● Aim: Examine the entries below, count the lines holding the string "components", and respond with the number only.

● Information given:
----------------
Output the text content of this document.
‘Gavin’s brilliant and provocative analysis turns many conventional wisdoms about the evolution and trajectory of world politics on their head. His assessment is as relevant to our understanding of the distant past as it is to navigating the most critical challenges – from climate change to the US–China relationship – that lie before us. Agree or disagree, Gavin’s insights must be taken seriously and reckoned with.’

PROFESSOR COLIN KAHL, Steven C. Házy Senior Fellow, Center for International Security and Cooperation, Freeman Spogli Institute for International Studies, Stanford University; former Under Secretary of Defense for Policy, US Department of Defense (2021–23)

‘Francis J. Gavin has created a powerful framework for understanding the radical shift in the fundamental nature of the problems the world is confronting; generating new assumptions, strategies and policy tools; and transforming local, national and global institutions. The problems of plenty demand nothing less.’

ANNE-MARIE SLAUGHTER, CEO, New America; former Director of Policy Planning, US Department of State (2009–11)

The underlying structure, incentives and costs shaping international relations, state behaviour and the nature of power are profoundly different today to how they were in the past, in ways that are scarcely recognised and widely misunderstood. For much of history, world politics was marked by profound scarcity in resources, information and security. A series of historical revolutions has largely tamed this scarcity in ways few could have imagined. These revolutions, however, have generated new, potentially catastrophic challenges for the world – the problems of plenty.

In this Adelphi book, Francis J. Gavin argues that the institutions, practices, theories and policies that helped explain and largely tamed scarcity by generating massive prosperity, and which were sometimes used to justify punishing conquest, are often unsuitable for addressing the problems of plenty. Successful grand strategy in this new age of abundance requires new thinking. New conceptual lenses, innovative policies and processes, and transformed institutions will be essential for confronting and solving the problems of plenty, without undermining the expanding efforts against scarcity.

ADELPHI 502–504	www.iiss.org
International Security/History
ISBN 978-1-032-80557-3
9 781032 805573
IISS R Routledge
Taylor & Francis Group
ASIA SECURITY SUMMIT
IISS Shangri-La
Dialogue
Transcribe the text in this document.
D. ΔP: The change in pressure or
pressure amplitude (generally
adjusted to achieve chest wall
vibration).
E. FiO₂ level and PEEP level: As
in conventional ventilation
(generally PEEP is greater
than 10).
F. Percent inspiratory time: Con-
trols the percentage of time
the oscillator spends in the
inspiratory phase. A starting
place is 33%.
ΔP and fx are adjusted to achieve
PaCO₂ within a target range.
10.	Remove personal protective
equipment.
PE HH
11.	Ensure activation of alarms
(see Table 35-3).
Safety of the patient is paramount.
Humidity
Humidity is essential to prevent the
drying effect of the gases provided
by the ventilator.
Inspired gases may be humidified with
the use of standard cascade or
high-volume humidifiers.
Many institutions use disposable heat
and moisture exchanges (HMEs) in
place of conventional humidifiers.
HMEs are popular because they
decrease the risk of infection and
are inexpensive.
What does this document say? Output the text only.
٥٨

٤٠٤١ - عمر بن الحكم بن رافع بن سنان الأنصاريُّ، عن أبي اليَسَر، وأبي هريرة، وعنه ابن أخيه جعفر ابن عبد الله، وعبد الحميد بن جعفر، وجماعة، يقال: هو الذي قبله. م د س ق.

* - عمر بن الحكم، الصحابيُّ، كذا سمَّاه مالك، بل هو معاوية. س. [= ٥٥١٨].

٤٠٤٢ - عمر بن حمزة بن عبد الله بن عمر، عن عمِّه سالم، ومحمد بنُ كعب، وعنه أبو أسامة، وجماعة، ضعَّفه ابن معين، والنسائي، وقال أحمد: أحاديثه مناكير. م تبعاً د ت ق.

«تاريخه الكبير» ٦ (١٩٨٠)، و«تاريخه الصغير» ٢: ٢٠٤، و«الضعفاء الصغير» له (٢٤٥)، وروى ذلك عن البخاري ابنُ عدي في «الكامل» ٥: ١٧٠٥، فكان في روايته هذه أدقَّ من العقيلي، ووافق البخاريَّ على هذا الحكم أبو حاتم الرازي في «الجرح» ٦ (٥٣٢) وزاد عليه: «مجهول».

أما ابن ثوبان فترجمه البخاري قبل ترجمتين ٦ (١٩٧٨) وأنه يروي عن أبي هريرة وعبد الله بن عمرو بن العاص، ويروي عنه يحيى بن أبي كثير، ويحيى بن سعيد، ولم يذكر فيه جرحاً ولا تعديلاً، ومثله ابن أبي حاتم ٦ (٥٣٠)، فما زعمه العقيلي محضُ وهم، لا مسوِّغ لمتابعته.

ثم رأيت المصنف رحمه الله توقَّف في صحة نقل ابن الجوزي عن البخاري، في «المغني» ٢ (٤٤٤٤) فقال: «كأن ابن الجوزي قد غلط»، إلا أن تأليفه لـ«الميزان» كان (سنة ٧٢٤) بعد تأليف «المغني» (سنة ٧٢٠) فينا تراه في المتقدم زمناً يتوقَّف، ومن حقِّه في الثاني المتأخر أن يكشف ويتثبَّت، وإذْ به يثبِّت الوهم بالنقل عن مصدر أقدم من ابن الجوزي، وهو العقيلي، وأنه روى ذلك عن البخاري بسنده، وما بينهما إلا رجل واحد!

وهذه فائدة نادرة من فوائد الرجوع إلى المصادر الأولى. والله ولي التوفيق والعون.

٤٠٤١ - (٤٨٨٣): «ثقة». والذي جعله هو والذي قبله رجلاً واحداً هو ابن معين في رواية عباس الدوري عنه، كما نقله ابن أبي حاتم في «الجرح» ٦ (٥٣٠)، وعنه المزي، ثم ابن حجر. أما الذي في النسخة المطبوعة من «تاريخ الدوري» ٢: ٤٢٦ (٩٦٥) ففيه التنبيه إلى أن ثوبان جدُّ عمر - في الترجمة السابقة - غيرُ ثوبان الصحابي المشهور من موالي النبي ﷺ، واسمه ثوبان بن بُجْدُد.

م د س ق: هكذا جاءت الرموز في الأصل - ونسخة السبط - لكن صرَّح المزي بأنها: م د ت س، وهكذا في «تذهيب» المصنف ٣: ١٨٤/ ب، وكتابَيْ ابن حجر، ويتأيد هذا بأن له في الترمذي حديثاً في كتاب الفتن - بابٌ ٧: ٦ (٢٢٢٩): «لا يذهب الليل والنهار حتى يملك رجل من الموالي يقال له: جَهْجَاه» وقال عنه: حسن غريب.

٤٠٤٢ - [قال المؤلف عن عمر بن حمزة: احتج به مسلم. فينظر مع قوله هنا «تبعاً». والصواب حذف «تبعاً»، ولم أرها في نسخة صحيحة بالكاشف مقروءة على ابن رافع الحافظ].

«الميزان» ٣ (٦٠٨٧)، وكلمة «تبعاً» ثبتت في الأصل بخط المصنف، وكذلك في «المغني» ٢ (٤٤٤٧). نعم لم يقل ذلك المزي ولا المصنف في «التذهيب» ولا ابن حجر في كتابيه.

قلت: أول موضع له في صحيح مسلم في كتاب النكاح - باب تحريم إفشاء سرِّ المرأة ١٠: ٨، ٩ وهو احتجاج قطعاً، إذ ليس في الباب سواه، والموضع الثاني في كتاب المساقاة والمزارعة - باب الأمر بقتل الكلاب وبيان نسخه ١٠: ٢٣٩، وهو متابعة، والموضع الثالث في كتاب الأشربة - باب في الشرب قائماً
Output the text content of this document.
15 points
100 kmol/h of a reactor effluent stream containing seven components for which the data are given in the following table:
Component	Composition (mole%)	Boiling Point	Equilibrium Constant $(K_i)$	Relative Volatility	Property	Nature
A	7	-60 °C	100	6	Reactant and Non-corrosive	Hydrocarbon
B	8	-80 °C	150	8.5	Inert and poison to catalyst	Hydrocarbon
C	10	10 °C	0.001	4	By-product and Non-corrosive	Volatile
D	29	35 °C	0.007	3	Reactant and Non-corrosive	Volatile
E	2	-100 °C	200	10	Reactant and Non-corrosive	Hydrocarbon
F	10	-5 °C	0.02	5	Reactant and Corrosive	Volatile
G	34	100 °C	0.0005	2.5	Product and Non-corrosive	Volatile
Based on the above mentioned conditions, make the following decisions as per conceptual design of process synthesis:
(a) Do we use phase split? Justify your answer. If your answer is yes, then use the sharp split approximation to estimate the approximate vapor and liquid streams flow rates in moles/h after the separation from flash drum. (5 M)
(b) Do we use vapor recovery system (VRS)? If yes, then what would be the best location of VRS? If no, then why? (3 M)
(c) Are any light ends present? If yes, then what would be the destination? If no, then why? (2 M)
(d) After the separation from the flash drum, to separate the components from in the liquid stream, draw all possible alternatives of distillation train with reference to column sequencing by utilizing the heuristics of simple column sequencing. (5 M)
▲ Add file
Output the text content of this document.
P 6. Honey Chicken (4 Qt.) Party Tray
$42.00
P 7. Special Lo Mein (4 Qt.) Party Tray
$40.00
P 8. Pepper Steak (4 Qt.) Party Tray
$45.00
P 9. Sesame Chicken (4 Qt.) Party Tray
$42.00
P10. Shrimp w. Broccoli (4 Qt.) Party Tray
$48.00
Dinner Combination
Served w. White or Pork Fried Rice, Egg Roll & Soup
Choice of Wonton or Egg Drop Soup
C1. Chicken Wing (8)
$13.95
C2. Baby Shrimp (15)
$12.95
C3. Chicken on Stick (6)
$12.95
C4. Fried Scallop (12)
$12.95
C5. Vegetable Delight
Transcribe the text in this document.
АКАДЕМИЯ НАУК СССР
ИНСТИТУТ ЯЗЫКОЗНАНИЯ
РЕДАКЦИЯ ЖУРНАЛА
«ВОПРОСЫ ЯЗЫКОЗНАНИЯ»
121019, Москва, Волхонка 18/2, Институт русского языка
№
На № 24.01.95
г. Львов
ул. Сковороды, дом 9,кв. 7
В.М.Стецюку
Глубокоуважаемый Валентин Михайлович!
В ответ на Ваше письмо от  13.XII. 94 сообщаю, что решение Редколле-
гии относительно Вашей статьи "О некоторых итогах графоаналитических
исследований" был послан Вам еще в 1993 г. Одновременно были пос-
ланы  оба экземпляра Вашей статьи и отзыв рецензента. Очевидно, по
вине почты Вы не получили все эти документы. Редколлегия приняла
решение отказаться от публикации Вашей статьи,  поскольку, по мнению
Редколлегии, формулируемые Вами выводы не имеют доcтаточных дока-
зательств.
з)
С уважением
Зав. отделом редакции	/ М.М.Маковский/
----------------
● Exercise response: 2